- [REQUIRED TASK]: Omit the pictures and output every entry below exactly as written.

A run of records:
- - -
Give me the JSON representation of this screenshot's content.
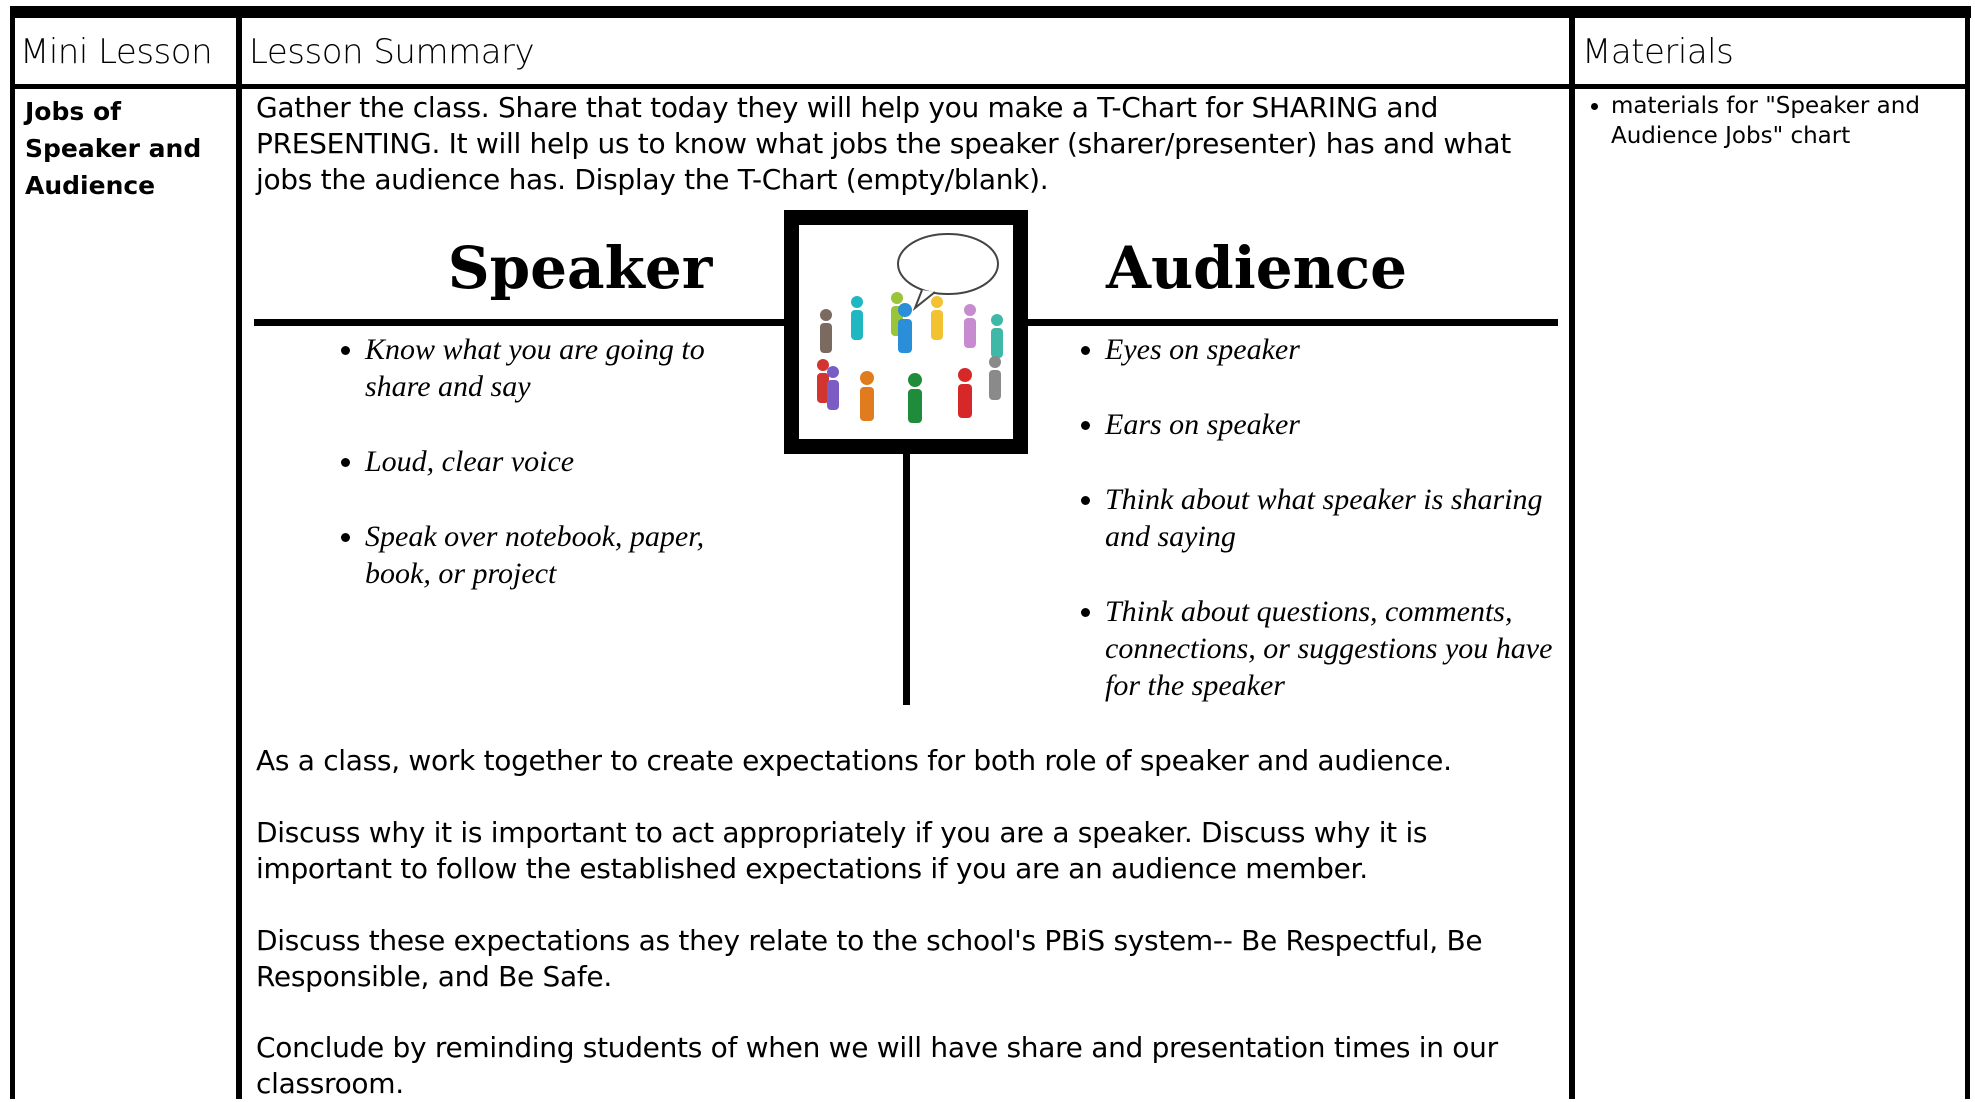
{
  "header": {
    "col1": "Mini Lesson",
    "col2": "Lesson Summary",
    "col3": "Materials"
  },
  "row": {
    "topic": "Jobs of Speaker and Audience",
    "summary": {
      "intro": "Gather the class.  Share that today they will help you make a T-Chart for SHARING and PRESENTING.  It will help us to know what jobs the speaker (sharer/presenter) has and what jobs the audience has.  Display the T-Chart (empty/blank).",
      "t_chart": {
        "left_title": "Speaker",
        "left_items": [
          "Know what you are going to share and say",
          "Loud, clear voice",
          "Speak over notebook, paper, book, or project"
        ],
        "right_title": "Audience",
        "right_items": [
          "Eyes on speaker",
          "Ears on speaker",
          "Think about what speaker is sharing and saying",
          "Think about questions, comments, connections, or suggestions you have for the speaker"
        ]
      },
      "paragraphs": [
        "As a class, work together to create expectations for both role of speaker and audience.",
        "Discuss why it is important to act appropriately if you are a speaker.  Discuss why it is important to follow the established expectations if you are an audience member.",
        "Discuss these expectations as they relate to the school's PBiS system-- Be Respectful, Be Responsible, and Be Safe.",
        "Conclude by reminding students of when we will have share and presentation times in our classroom."
      ]
    },
    "materials": [
      "materials for \"Speaker and Audience Jobs\" chart"
    ]
  }
}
- - -
- [ANSWER TO THIS PROBLEM]:
Give me the JSON representation of this screenshot's content.
{
  "header": {
    "col1": "Mini Lesson",
    "col2": "Lesson Summary",
    "col3": "Materials"
  },
  "row": {
    "topic": "Jobs of Speaker and Audience",
    "summary": {
      "intro": "Gather the class.  Share that today they will help you make a T-Chart for SHARING and PRESENTING.  It will help us to know what jobs the speaker (sharer/presenter) has and what jobs the audience has.  Display the T-Chart (empty/blank).",
      "t_chart": {
        "left_title": "Speaker",
        "left_items": [
          "Know what you are going to share and say",
          "Loud, clear voice",
          "Speak over notebook, paper, book, or project"
        ],
        "right_title": "Audience",
        "right_items": [
          "Eyes on speaker",
          "Ears on speaker",
          "Think about what speaker is sharing and saying",
          "Think about questions, comments, connections, or suggestions you have for the speaker"
        ]
      },
      "paragraphs": [
        "As a class, work together to create expectations for both role of speaker and audience.",
        "Discuss why it is important to act appropriately if you are a speaker.  Discuss why it is important to follow the established expectations if you are an audience member.",
        "Discuss these expectations as they relate to the school's PBiS system-- Be Respectful, Be Responsible, and Be Safe.",
        "Conclude by reminding students of when we will have share and presentation times in our classroom."
      ]
    },
    "materials": [
      "materials for \"Speaker and Audience Jobs\" chart"
    ]
  }
}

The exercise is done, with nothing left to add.